### [Problem]
Take every line from the material that has the word "ľuďom" in it.

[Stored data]
- - -

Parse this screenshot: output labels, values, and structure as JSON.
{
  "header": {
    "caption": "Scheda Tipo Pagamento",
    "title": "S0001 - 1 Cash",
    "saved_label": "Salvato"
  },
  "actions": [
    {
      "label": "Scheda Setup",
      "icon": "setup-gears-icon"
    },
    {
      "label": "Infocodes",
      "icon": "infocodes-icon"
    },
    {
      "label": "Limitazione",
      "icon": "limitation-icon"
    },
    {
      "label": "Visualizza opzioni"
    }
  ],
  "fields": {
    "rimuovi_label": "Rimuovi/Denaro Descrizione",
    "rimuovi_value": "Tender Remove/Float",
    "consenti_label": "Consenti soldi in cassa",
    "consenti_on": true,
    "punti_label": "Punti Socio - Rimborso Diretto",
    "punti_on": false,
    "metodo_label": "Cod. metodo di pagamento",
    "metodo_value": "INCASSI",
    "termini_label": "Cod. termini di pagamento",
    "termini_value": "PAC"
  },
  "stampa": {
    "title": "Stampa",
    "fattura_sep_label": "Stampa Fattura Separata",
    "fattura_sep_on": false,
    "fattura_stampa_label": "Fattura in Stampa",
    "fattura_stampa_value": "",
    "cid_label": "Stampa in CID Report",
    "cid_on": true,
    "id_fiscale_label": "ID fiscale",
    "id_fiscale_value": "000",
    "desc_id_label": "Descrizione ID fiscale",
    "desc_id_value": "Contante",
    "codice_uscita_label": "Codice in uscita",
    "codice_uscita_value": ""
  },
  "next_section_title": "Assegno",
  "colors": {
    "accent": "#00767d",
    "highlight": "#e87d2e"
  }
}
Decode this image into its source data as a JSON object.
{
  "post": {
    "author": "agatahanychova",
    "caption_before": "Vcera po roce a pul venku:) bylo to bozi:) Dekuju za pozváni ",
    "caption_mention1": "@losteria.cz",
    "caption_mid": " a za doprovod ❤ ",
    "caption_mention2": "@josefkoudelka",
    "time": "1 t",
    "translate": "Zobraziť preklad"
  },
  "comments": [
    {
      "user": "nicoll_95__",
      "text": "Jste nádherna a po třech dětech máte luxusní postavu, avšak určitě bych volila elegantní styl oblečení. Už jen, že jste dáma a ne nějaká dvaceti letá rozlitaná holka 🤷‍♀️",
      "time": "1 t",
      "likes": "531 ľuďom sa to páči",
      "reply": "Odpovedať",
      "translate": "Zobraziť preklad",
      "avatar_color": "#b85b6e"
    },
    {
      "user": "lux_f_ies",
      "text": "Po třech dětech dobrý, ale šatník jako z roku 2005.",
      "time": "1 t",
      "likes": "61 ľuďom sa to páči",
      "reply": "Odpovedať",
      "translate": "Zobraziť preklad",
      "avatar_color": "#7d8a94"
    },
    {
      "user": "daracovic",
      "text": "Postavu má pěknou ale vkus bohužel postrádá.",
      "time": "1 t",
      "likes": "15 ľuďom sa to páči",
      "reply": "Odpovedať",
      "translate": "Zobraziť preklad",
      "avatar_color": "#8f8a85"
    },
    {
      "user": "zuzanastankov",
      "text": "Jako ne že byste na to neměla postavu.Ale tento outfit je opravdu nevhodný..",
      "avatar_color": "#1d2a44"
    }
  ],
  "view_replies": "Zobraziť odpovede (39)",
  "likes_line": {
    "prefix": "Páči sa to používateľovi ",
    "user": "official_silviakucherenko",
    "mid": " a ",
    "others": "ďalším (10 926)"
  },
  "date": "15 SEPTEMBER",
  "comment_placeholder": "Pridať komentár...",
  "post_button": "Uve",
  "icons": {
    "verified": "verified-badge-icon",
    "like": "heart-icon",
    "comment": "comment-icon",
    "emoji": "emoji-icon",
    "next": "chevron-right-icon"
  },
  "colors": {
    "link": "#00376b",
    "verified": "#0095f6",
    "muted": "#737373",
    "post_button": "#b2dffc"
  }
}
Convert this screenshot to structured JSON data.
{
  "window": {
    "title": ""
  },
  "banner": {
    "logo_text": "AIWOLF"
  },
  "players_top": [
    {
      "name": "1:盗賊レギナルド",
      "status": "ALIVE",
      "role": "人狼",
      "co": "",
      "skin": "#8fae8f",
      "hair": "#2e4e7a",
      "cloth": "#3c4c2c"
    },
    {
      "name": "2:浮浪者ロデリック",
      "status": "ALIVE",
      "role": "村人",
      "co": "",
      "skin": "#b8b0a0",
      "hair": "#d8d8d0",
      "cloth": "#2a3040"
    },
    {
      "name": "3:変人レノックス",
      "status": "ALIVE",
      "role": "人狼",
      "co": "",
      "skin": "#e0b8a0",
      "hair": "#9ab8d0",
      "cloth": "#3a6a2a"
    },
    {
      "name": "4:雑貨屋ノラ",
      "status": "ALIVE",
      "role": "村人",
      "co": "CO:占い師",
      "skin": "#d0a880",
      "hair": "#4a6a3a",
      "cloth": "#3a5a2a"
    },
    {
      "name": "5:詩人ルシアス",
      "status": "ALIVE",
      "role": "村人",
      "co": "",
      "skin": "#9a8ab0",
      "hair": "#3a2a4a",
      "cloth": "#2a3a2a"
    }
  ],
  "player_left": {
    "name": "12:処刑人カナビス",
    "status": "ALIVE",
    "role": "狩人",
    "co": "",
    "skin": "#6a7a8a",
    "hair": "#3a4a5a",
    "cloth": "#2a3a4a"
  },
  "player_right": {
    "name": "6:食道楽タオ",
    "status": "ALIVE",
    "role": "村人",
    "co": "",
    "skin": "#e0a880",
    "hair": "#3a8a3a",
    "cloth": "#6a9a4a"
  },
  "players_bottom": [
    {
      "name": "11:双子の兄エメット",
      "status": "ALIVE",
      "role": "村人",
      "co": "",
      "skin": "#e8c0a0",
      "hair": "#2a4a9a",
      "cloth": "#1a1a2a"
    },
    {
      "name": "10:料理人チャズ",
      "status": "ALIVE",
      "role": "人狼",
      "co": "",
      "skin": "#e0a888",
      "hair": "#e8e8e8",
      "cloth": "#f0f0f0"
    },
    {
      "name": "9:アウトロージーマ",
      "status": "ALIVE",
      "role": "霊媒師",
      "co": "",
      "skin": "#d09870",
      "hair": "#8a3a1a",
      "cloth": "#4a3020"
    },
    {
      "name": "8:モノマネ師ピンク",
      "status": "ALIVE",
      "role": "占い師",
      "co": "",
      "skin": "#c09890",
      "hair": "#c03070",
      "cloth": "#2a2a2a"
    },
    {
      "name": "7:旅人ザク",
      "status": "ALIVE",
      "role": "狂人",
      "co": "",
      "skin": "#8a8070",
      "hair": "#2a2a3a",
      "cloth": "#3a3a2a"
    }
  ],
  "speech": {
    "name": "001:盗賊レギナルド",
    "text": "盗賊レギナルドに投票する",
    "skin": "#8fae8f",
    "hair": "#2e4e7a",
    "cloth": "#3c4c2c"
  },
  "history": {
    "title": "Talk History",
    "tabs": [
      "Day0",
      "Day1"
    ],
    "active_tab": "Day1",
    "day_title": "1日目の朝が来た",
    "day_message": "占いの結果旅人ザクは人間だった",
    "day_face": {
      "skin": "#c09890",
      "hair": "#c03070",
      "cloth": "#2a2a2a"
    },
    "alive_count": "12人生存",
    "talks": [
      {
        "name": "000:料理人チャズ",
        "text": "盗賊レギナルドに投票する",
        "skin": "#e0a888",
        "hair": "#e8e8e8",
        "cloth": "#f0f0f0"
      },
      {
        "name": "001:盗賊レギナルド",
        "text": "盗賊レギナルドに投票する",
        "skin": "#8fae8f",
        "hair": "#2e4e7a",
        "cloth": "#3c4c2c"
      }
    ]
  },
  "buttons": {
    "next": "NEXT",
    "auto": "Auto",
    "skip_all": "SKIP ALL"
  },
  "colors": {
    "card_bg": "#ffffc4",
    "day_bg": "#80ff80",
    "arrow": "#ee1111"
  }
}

- - -

### [Right answer]
      "likes": "531 ľuďom sa to páči",
      "likes": "61 ľuďom sa to páči",
      "likes": "15 ľuďom sa to páči",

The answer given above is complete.